◆ **GOAL OF THE EXERCISE**
Show, in full, each line of the data that contains "title".

◆ **STORED ROWS**
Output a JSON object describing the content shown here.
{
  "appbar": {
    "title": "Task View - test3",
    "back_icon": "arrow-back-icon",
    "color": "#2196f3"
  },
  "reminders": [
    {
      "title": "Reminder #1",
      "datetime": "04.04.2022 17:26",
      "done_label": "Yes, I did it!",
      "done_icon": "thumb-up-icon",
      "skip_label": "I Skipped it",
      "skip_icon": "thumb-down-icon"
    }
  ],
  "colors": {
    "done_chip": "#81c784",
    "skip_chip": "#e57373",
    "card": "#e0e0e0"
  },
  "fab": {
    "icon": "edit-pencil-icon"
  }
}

◆ **FULL SOLUTION**
    "title": "Task View - test3",
      "title": "Reminder #1",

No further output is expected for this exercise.